(Collection entries)
────────────────────
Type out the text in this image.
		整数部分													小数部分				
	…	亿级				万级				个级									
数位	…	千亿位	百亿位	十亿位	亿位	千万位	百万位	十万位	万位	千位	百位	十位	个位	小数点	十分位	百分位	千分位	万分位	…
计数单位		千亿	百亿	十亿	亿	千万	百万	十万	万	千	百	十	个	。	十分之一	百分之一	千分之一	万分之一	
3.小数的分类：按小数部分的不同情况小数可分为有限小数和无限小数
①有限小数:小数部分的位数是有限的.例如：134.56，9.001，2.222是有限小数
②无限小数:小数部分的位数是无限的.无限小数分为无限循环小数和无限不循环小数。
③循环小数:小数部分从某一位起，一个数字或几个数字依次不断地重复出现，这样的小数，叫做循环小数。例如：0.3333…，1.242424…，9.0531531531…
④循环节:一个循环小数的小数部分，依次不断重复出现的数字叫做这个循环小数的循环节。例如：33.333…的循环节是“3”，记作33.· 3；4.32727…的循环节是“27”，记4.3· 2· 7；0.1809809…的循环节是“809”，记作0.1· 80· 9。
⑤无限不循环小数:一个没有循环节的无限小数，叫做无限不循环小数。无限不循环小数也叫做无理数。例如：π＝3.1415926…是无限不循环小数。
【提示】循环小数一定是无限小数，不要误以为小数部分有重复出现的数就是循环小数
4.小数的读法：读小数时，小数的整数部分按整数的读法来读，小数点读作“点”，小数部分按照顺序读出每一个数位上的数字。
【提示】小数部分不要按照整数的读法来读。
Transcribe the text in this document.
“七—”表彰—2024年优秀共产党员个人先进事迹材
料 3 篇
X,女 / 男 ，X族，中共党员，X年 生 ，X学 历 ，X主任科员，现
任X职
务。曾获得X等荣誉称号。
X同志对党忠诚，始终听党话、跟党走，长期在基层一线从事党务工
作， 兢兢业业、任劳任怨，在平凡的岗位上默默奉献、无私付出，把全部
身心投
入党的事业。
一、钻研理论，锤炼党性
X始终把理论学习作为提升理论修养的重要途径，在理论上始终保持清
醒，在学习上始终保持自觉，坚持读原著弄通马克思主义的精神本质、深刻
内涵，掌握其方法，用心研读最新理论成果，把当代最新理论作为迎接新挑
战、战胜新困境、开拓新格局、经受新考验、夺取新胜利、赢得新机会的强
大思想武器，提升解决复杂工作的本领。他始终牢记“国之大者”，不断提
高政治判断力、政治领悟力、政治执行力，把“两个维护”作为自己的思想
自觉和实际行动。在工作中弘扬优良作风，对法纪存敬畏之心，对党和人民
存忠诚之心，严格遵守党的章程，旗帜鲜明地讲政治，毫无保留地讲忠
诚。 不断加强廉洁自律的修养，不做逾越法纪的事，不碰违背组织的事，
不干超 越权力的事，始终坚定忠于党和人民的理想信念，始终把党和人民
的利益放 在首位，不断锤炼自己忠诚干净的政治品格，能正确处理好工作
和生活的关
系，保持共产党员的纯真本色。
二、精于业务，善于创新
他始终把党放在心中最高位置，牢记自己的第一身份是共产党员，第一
────────────────────
▶ [What the task requires]
Each line from the one containing "Transcribe the text in this document." to the end of the records should be echoed exactly, and no other line.

▶ [Solved exercise]
Transcribe the text in this document.
“七—”表彰—2024年优秀共产党员个人先进事迹材
料 3 篇
X,女 / 男 ，X族，中共党员，X年 生 ，X学 历 ，X主任科员，现
任X职
务。曾获得X等荣誉称号。
X同志对党忠诚，始终听党话、跟党走，长期在基层一线从事党务工
作， 兢兢业业、任劳任怨，在平凡的岗位上默默奉献、无私付出，把全部
身心投
入党的事业。
一、钻研理论，锤炼党性
X始终把理论学习作为提升理论修养的重要途径，在理论上始终保持清
醒，在学习上始终保持自觉，坚持读原著弄通马克思主义的精神本质、深刻
内涵，掌握其方法，用心研读最新理论成果，把当代最新理论作为迎接新挑
战、战胜新困境、开拓新格局、经受新考验、夺取新胜利、赢得新机会的强
大思想武器，提升解决复杂工作的本领。他始终牢记“国之大者”，不断提
高政治判断力、政治领悟力、政治执行力，把“两个维护”作为自己的思想
自觉和实际行动。在工作中弘扬优良作风，对法纪存敬畏之心，对党和人民
存忠诚之心，严格遵守党的章程，旗帜鲜明地讲政治，毫无保留地讲忠
诚。 不断加强廉洁自律的修养，不做逾越法纪的事，不碰违背组织的事，
不干超 越权力的事，始终坚定忠于党和人民的理想信念，始终把党和人民
的利益放 在首位，不断锤炼自己忠诚干净的政治品格，能正确处理好工作
和生活的关
系，保持共产党员的纯真本色。
二、精于业务，善于创新
他始终把党放在心中最高位置，牢记自己的第一身份是共产党员，第一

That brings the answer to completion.